** Task directions **
Type out every line below exactly as it reads.
— Start of Given information —
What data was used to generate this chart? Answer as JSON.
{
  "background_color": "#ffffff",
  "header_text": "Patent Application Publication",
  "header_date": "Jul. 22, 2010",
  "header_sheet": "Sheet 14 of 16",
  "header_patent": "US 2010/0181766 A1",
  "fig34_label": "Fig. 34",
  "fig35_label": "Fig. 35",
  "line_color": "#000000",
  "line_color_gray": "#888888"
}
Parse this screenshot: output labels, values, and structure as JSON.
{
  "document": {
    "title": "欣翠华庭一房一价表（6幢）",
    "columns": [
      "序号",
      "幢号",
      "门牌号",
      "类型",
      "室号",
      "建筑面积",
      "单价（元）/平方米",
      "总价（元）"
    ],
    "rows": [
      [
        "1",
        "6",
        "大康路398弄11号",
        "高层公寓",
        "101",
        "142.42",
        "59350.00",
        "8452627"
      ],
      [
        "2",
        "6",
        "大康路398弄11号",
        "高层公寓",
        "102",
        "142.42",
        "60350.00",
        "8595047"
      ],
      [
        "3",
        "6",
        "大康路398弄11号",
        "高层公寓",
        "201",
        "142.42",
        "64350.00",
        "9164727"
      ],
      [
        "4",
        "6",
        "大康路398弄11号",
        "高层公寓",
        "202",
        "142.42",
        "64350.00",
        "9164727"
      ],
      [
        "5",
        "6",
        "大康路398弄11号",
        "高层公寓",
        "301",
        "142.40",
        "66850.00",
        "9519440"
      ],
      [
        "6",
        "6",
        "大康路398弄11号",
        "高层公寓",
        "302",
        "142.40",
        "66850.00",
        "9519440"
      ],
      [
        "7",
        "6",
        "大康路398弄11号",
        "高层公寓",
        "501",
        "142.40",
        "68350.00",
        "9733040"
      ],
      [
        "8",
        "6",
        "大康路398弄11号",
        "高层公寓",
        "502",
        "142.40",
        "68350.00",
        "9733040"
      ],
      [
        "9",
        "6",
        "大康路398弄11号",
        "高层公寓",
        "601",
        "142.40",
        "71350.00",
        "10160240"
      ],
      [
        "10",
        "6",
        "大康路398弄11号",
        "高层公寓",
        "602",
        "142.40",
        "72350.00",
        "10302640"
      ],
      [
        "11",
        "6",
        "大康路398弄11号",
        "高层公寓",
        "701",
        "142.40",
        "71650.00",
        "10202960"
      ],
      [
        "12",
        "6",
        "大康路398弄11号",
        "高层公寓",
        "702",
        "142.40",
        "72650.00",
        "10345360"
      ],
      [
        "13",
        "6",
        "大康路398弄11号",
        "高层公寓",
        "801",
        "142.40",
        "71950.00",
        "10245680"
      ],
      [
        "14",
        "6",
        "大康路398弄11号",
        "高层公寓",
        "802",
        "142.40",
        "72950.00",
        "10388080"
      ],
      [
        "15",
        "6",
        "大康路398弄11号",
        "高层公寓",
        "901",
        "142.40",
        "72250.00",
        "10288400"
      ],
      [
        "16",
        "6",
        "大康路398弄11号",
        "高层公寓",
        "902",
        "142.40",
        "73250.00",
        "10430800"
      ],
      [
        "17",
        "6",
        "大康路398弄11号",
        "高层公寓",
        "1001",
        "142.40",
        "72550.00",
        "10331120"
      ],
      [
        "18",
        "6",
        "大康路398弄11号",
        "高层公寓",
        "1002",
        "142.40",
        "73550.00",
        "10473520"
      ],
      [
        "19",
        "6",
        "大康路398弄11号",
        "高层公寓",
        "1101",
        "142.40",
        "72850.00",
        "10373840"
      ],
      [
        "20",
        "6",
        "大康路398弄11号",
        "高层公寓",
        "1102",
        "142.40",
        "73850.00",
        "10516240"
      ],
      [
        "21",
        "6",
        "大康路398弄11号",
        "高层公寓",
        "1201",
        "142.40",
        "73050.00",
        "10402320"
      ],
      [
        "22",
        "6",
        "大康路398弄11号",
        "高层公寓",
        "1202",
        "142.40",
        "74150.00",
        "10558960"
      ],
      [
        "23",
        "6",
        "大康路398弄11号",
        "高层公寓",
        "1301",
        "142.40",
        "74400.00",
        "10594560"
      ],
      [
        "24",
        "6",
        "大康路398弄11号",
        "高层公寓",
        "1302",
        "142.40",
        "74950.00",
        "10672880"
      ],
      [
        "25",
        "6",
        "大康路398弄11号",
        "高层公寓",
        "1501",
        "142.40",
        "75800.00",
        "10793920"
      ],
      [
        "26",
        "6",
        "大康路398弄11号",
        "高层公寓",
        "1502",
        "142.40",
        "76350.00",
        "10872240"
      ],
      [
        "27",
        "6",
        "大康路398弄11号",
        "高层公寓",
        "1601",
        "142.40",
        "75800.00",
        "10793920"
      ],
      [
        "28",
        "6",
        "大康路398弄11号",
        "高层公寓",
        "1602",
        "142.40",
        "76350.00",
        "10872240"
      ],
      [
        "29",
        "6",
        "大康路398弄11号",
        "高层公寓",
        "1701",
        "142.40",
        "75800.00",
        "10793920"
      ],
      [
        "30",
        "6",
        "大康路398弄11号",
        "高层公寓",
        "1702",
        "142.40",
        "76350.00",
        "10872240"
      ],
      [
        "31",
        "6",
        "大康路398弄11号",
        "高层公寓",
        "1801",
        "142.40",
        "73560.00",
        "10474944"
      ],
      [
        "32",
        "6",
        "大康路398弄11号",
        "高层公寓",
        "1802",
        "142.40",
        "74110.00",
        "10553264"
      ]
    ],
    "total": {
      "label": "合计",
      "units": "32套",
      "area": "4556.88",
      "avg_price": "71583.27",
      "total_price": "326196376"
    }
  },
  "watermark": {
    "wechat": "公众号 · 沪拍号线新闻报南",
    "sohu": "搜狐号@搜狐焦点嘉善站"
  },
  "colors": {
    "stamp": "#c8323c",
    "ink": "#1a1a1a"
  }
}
— End of Given information —
** Task response **
What data was used to generate this chart? Answer as JSON.
{
  "background_color": "#ffffff",
  "header_text": "Patent Application Publication",
  "header_date": "Jul. 22, 2010",
  "header_sheet": "Sheet 14 of 16",
  "header_patent": "US 2010/0181766 A1",
  "fig34_label": "Fig. 34",
  "fig35_label": "Fig. 35",
  "line_color": "#000000",
  "line_color_gray": "#888888"
}
Parse this screenshot: output labels, values, and structure as JSON.
{
  "document": {
    "title": "欣翠华庭一房一价表（6幢）",
    "columns": [
      "序号",
      "幢号",
      "门牌号",
      "类型",
      "室号",
      "建筑面积",
      "单价（元）/平方米",
      "总价（元）"
    ],
    "rows": [
      [
        "1",
        "6",
        "大康路398弄11号",
        "高层公寓",
        "101",
        "142.42",
        "59350.00",
        "8452627"
      ],
      [
        "2",
        "6",
        "大康路398弄11号",
        "高层公寓",
        "102",
        "142.42",
        "60350.00",
        "8595047"
      ],
      [
        "3",
        "6",
        "大康路398弄11号",
        "高层公寓",
        "201",
        "142.42",
        "64350.00",
        "9164727"
      ],
      [
        "4",
        "6",
        "大康路398弄11号",
        "高层公寓",
        "202",
        "142.42",
        "64350.00",
        "9164727"
      ],
      [
        "5",
        "6",
        "大康路398弄11号",
        "高层公寓",
        "301",
        "142.40",
        "66850.00",
        "9519440"
      ],
      [
        "6",
        "6",
        "大康路398弄11号",
        "高层公寓",
        "302",
        "142.40",
        "66850.00",
        "9519440"
      ],
      [
        "7",
        "6",
        "大康路398弄11号",
        "高层公寓",
        "501",
        "142.40",
        "68350.00",
        "9733040"
      ],
      [
        "8",
        "6",
        "大康路398弄11号",
        "高层公寓",
        "502",
        "142.40",
        "68350.00",
        "9733040"
      ],
      [
        "9",
        "6",
        "大康路398弄11号",
        "高层公寓",
        "601",
        "142.40",
        "71350.00",
        "10160240"
      ],
      [
        "10",
        "6",
        "大康路398弄11号",
        "高层公寓",
        "602",
        "142.40",
        "72350.00",
        "10302640"
      ],
      [
        "11",
        "6",
        "大康路398弄11号",
        "高层公寓",
        "701",
        "142.40",
        "71650.00",
        "10202960"
      ],
      [
        "12",
        "6",
        "大康路398弄11号",
        "高层公寓",
        "702",
        "142.40",
        "72650.00",
        "10345360"
      ],
      [
        "13",
        "6",
        "大康路398弄11号",
        "高层公寓",
        "801",
        "142.40",
        "71950.00",
        "10245680"
      ],
      [
        "14",
        "6",
        "大康路398弄11号",
        "高层公寓",
        "802",
        "142.40",
        "72950.00",
        "10388080"
      ],
      [
        "15",
        "6",
        "大康路398弄11号",
        "高层公寓",
        "901",
        "142.40",
        "72250.00",
        "10288400"
      ],
      [
        "16",
        "6",
        "大康路398弄11号",
        "高层公寓",
        "902",
        "142.40",
        "73250.00",
        "10430800"
      ],
      [
        "17",
        "6",
        "大康路398弄11号",
        "高层公寓",
        "1001",
        "142.40",
        "72550.00",
        "10331120"
      ],
      [
        "18",
        "6",
        "大康路398弄11号",
        "高层公寓",
        "1002",
        "142.40",
        "73550.00",
        "10473520"
      ],
      [
        "19",
        "6",
        "大康路398弄11号",
        "高层公寓",
        "1101",
        "142.40",
        "72850.00",
        "10373840"
      ],
      [
        "20",
        "6",
        "大康路398弄11号",
        "高层公寓",
        "1102",
        "142.40",
        "73850.00",
        "10516240"
      ],
      [
        "21",
        "6",
        "大康路398弄11号",
        "高层公寓",
        "1201",
        "142.40",
        "73050.00",
        "10402320"
      ],
      [
        "22",
        "6",
        "大康路398弄11号",
        "高层公寓",
        "1202",
        "142.40",
        "74150.00",
        "10558960"
      ],
      [
        "23",
        "6",
        "大康路398弄11号",
        "高层公寓",
        "1301",
        "142.40",
        "74400.00",
        "10594560"
      ],
      [
        "24",
        "6",
        "大康路398弄11号",
        "高层公寓",
        "1302",
        "142.40",
        "74950.00",
        "10672880"
      ],
      [
        "25",
        "6",
        "大康路398弄11号",
        "高层公寓",
        "1501",
        "142.40",
        "75800.00",
        "10793920"
      ],
      [
        "26",
        "6",
        "大康路398弄11号",
        "高层公寓",
        "1502",
        "142.40",
        "76350.00",
        "10872240"
      ],
      [
        "27",
        "6",
        "大康路398弄11号",
        "高层公寓",
        "1601",
        "142.40",
        "75800.00",
        "10793920"
      ],
      [
        "28",
        "6",
        "大康路398弄11号",
        "高层公寓",
        "1602",
        "142.40",
        "76350.00",
        "10872240"
      ],
      [
        "29",
        "6",
        "大康路398弄11号",
        "高层公寓",
        "1701",
        "142.40",
        "75800.00",
        "10793920"
      ],
      [
        "30",
        "6",
        "大康路398弄11号",
        "高层公寓",
        "1702",
        "142.40",
        "76350.00",
        "10872240"
      ],
      [
        "31",
        "6",
        "大康路398弄11号",
        "高层公寓",
        "1801",
        "142.40",
        "73560.00",
        "10474944"
      ],
      [
        "32",
        "6",
        "大康路398弄11号",
        "高层公寓",
        "1802",
        "142.40",
        "74110.00",
        "10553264"
      ]
    ],
    "total": {
      "label": "合计",
      "units": "32套",
      "area": "4556.88",
      "avg_price": "71583.27",
      "total_price": "326196376"
    }
  },
  "watermark": {
    "wechat": "公众号 · 沪拍号线新闻报南",
    "sohu": "搜狐号@搜狐焦点嘉善站"
  },
  "colors": {
    "stamp": "#c8323c",
    "ink": "#1a1a1a"
  }
}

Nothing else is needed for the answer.